(Figure data in JSON)
_____

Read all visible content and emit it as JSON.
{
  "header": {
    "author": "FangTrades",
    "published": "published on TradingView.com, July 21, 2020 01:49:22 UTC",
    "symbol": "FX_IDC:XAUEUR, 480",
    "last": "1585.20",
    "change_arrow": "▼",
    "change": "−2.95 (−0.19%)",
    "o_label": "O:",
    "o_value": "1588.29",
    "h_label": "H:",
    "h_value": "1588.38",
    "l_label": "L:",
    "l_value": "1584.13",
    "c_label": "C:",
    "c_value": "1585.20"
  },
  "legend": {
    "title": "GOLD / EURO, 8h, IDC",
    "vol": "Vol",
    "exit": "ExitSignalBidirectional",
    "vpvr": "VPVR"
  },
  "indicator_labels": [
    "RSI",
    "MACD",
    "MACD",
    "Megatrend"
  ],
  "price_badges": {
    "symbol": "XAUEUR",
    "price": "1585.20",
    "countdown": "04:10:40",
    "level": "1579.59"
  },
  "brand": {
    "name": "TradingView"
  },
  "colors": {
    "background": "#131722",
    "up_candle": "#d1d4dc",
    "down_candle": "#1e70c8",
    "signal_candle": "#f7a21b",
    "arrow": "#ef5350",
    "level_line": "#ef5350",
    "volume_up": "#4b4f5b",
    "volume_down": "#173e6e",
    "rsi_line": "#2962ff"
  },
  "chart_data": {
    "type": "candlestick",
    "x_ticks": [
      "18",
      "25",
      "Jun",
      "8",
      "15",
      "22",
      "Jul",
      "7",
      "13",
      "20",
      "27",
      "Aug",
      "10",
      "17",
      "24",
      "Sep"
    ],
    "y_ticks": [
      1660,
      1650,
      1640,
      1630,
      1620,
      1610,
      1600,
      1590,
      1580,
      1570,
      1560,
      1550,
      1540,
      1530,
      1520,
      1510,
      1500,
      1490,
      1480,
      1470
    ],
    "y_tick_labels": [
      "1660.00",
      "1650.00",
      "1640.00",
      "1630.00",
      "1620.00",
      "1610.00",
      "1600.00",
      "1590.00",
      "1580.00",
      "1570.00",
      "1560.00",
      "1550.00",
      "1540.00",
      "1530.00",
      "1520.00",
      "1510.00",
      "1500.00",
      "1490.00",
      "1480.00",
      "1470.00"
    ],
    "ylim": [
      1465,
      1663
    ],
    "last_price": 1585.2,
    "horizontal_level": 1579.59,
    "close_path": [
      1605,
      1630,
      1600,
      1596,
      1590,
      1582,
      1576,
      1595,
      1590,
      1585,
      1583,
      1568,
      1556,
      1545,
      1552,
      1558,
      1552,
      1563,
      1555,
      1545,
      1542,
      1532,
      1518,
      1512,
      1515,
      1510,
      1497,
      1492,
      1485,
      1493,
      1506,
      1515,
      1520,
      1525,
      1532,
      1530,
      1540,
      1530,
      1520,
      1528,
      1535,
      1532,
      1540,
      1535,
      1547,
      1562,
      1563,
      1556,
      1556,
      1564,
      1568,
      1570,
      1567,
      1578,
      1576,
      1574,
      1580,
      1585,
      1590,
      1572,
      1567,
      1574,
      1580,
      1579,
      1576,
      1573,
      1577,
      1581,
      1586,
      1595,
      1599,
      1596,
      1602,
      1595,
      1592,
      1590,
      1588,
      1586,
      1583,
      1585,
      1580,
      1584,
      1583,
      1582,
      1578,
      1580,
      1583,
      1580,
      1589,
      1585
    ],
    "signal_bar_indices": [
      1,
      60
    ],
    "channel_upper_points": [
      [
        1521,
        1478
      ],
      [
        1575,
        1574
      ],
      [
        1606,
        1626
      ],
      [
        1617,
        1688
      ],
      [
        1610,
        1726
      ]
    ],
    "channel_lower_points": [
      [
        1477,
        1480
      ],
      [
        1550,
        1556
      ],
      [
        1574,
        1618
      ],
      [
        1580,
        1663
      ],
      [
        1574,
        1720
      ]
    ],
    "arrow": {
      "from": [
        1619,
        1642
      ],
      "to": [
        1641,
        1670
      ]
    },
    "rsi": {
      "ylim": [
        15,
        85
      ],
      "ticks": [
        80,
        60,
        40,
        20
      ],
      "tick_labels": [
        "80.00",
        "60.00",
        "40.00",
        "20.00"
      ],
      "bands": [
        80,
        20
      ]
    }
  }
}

_____

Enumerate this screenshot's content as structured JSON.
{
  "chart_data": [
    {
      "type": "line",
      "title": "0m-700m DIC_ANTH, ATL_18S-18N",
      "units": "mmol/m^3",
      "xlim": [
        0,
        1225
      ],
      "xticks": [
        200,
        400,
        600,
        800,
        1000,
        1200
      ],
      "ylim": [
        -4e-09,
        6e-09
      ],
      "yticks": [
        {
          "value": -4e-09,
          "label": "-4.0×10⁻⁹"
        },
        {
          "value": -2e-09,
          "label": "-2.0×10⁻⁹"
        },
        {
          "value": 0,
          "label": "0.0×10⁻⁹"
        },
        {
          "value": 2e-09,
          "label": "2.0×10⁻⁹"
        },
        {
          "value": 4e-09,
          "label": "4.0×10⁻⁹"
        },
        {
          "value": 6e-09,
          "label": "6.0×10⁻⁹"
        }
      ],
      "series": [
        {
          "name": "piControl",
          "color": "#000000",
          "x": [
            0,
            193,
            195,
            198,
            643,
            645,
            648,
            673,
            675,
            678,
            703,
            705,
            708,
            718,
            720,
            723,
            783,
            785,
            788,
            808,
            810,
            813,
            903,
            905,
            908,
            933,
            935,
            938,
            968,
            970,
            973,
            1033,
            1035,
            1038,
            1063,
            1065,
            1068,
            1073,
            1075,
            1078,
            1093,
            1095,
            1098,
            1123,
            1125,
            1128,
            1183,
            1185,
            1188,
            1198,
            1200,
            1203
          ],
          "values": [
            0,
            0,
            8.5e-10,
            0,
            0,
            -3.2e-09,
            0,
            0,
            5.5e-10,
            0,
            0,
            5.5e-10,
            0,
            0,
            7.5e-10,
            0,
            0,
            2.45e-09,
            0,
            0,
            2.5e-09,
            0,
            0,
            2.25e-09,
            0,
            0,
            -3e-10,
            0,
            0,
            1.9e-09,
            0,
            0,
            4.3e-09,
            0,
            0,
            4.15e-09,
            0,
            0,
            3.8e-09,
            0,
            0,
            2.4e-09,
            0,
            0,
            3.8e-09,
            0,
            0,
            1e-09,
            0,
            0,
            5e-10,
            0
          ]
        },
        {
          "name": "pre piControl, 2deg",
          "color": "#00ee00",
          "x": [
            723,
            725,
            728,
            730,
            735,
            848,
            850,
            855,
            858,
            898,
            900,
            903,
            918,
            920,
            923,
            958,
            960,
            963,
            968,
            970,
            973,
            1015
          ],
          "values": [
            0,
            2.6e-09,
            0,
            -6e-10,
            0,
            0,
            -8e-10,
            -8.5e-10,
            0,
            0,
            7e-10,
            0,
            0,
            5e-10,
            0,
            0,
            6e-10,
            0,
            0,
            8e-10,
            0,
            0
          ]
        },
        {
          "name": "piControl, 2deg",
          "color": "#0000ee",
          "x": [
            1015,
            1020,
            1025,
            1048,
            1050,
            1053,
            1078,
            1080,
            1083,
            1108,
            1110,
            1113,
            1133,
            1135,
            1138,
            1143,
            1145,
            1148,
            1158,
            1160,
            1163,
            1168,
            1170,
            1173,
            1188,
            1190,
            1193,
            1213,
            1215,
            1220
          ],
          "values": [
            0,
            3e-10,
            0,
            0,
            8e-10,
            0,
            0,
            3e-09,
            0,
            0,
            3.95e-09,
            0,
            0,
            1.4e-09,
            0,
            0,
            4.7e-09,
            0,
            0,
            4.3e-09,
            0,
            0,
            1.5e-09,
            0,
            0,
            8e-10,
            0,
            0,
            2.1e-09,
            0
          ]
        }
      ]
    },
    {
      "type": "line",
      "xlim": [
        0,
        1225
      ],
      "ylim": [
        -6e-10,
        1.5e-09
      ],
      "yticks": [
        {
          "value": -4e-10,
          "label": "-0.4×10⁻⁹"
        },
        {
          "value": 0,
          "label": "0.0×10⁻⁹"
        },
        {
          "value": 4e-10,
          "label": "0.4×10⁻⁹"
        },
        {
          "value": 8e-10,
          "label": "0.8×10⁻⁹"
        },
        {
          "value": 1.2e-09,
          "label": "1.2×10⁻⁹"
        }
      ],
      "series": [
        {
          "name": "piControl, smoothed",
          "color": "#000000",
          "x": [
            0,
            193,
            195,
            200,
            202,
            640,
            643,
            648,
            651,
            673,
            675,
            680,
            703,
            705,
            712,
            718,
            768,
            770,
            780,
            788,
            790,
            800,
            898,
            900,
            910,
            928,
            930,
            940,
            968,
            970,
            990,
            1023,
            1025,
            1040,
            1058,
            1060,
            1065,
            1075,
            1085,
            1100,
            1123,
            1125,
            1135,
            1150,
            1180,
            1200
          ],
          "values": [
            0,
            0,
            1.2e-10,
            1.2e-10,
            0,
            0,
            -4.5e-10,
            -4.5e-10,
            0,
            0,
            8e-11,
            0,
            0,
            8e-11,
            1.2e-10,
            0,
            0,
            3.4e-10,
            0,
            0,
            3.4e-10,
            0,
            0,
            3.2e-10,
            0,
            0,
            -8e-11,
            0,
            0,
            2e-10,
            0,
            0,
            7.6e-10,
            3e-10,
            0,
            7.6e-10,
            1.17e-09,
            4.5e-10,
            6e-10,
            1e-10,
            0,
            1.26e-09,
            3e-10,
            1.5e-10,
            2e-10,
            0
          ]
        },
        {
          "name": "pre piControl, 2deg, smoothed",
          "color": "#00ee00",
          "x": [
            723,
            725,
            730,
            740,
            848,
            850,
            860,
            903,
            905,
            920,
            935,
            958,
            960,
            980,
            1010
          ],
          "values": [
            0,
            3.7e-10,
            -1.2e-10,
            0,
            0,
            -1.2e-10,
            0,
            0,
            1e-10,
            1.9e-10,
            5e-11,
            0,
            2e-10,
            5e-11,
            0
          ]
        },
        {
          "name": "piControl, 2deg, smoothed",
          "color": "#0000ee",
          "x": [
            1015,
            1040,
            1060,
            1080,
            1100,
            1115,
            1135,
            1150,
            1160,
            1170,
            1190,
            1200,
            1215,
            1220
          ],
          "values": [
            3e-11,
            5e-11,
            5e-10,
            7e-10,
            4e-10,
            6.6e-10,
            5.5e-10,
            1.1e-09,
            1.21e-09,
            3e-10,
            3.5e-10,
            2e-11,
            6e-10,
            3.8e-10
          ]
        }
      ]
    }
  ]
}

_____

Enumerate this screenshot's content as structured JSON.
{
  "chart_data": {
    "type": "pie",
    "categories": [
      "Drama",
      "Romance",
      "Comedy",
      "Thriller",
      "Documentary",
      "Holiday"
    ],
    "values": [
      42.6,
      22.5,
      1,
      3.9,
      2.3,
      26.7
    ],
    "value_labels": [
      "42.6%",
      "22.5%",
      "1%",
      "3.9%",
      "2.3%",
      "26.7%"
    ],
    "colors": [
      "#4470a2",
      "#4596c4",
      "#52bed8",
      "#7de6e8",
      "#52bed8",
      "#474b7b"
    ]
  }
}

_____

Some lines of the data above may hold the word "type"; report how many do, and nothing else.

• _Output below_:
4